● The records:
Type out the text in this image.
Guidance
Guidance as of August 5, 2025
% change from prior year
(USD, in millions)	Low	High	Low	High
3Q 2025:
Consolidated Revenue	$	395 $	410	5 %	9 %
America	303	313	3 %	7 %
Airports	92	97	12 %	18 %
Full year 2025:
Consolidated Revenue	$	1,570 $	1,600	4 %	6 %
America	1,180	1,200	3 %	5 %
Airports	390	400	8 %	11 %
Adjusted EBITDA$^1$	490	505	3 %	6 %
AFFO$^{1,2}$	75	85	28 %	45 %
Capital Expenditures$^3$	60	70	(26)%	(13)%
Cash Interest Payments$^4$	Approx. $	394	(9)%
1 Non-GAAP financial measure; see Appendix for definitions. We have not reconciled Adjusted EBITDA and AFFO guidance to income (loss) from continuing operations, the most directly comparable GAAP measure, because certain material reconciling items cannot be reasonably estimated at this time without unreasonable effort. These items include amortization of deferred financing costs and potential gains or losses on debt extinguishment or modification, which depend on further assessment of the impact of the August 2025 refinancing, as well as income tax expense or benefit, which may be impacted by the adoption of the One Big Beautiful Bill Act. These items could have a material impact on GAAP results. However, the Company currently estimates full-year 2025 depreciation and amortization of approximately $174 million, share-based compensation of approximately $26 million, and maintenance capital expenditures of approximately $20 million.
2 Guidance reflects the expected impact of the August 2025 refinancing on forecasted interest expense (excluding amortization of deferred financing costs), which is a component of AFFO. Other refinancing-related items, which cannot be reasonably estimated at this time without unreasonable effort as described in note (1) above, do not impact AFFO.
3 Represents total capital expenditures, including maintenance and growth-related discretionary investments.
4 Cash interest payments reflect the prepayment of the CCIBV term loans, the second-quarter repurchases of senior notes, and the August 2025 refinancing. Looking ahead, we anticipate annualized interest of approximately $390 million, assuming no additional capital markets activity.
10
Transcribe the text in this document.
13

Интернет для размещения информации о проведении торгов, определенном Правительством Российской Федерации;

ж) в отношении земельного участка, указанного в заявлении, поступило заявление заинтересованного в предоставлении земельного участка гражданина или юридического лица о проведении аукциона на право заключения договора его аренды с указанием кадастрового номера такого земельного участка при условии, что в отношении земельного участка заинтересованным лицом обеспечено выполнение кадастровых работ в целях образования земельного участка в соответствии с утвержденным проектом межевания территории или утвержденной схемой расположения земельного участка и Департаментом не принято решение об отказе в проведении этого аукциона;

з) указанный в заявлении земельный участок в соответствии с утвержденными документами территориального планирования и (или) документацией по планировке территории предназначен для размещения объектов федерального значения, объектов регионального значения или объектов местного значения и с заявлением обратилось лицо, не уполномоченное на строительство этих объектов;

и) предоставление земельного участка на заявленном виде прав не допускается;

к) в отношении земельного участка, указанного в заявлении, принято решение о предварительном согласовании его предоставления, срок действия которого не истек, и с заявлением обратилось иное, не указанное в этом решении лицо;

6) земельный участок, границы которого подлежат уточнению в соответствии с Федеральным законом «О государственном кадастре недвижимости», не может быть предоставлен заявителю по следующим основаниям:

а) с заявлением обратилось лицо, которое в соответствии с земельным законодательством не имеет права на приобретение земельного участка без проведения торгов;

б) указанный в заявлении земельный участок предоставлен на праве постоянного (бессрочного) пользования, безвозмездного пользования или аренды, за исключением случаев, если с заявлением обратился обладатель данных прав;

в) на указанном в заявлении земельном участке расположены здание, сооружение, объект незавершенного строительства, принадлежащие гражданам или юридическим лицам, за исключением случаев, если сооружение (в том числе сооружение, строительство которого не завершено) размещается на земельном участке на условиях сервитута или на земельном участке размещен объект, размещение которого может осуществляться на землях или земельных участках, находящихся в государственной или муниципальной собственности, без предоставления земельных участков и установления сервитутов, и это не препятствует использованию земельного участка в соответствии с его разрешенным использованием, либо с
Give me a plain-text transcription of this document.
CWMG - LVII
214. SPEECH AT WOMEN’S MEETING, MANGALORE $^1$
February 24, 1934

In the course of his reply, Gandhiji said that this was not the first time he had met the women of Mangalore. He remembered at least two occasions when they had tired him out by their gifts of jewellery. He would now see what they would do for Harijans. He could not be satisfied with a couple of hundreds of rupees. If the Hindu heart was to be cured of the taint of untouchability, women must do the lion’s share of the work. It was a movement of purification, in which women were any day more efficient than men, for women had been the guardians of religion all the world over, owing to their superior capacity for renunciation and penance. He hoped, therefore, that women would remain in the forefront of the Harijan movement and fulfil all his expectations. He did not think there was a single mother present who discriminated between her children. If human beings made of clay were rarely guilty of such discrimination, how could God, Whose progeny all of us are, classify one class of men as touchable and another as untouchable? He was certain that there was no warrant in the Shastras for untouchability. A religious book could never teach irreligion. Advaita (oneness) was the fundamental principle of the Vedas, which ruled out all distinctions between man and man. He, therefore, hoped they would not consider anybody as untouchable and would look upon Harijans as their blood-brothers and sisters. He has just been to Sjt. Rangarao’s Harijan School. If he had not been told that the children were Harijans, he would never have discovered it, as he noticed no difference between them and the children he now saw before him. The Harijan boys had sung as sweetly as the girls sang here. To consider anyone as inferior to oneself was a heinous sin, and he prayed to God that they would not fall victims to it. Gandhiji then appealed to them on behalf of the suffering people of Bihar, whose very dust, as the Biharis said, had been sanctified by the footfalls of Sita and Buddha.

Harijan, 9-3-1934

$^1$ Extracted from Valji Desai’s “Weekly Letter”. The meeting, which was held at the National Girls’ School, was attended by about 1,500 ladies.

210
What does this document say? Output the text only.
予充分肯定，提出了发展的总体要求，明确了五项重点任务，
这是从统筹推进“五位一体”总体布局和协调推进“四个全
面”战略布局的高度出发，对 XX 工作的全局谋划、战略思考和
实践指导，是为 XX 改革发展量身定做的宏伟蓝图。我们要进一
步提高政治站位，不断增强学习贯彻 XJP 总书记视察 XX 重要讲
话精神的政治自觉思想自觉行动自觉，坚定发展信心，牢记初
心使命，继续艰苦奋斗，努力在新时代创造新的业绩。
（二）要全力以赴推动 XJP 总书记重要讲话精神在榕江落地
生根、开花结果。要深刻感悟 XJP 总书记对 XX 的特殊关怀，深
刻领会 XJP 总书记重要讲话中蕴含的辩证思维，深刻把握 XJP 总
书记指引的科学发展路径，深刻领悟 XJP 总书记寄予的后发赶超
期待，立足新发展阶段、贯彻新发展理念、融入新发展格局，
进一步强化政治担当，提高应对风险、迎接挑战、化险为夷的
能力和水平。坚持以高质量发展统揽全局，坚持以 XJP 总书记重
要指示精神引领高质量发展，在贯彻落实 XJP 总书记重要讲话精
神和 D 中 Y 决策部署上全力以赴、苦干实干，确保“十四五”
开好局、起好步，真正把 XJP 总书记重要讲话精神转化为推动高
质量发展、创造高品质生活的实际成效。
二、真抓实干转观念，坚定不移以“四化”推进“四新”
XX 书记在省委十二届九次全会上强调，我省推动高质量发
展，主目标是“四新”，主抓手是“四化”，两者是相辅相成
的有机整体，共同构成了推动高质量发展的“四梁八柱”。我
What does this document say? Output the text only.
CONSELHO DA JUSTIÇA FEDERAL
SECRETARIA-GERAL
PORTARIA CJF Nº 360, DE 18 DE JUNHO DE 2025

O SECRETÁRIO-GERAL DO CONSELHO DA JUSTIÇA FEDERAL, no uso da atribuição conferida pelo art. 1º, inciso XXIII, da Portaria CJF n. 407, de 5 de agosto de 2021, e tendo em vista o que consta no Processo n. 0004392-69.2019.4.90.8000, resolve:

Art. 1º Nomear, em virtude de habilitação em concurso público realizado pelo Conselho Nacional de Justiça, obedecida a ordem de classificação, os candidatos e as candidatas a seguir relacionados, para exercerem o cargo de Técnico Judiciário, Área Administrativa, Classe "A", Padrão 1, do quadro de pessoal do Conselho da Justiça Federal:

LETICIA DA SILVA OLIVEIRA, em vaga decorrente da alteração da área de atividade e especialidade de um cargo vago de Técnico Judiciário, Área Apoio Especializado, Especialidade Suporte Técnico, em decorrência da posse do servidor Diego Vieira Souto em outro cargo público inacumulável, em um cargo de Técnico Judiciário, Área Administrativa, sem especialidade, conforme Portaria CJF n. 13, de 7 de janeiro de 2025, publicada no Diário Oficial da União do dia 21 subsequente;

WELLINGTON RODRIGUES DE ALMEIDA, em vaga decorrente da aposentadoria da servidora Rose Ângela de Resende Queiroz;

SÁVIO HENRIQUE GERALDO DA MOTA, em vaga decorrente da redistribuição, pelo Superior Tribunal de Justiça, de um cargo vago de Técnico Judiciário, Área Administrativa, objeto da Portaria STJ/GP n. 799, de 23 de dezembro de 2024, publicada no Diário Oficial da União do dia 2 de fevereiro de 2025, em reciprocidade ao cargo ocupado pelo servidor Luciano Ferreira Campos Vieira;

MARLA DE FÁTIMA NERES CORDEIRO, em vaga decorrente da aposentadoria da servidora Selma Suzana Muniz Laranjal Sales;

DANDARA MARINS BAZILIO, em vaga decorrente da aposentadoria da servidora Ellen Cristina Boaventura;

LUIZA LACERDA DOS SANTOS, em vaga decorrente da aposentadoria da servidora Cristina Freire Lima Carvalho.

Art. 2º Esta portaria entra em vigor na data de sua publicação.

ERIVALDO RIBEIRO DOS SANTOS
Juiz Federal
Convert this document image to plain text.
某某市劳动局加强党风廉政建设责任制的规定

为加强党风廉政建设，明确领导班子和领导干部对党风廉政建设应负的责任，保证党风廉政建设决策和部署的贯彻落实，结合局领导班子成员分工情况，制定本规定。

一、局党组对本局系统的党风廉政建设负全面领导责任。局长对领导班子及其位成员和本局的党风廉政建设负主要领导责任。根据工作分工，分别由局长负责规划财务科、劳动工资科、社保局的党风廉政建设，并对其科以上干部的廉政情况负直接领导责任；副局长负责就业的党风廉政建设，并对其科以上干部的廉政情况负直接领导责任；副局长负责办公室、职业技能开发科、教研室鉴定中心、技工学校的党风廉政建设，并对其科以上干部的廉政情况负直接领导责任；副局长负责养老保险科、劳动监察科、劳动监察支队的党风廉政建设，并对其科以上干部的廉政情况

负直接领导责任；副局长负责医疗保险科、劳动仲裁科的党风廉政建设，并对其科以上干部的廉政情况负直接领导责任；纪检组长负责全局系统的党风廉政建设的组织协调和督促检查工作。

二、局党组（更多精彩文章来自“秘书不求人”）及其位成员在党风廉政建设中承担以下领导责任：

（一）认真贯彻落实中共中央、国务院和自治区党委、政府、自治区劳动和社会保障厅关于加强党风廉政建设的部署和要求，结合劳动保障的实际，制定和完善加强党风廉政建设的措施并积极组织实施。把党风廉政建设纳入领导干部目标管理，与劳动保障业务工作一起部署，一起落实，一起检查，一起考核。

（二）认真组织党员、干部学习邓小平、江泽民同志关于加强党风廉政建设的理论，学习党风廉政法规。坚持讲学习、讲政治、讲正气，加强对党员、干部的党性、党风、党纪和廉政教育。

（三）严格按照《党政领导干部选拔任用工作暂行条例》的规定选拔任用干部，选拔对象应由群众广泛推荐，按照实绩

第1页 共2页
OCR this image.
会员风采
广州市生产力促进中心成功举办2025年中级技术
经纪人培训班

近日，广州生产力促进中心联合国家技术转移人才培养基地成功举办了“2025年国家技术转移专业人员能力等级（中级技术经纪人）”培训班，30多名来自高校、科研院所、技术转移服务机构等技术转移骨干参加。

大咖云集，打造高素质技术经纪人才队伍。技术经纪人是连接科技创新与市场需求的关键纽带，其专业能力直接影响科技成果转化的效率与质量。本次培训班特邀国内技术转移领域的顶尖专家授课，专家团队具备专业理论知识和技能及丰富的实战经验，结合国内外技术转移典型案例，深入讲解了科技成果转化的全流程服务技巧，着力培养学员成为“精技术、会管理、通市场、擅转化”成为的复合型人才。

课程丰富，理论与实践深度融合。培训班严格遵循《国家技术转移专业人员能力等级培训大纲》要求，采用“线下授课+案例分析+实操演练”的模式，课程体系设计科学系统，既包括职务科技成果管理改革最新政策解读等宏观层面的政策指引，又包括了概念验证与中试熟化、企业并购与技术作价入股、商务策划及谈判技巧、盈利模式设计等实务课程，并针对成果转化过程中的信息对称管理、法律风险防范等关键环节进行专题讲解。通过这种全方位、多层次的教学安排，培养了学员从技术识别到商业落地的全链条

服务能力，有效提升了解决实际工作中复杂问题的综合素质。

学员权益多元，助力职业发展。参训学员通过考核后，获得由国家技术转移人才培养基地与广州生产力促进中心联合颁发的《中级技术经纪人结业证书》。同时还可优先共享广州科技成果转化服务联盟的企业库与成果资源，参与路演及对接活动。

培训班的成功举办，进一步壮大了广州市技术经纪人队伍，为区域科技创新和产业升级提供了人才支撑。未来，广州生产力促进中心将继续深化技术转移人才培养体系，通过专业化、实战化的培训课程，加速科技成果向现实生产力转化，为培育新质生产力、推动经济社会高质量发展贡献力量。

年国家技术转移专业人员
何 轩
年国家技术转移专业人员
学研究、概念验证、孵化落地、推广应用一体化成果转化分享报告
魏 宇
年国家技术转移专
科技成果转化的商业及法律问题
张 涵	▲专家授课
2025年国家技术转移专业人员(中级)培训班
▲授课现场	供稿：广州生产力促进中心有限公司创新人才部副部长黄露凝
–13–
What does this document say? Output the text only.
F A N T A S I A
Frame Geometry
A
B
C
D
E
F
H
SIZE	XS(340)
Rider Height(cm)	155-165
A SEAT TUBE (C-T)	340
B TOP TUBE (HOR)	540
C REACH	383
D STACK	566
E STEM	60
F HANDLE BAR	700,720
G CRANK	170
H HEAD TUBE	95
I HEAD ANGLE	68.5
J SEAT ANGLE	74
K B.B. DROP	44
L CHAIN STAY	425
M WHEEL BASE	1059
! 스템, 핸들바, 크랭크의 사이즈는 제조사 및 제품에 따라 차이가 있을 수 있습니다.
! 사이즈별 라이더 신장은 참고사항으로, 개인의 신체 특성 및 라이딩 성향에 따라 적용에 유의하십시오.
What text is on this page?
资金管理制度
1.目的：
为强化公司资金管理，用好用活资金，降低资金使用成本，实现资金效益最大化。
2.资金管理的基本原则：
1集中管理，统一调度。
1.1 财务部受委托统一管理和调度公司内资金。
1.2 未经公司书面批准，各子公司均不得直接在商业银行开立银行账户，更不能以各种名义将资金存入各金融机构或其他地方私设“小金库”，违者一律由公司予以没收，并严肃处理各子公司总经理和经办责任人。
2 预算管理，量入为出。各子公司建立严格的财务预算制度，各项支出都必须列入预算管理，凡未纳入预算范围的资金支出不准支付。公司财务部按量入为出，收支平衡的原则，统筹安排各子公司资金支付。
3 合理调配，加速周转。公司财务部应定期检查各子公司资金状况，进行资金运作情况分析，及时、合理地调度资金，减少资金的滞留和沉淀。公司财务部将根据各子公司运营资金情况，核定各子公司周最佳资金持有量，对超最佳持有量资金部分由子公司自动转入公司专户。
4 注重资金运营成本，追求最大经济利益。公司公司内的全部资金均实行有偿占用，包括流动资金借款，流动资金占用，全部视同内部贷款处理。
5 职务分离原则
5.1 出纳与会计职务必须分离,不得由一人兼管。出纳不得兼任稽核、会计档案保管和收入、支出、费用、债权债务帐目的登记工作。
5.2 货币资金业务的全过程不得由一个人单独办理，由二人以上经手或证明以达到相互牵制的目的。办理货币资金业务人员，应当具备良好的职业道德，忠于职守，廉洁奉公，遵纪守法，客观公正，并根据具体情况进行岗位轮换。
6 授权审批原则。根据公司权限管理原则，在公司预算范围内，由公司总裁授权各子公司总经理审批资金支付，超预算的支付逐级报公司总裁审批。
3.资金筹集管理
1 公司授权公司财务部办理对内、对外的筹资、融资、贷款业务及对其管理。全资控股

● Task statement: Identify the lines in the records above that contain the word "участок", then state how many there are and nothing more.

● Written response: 3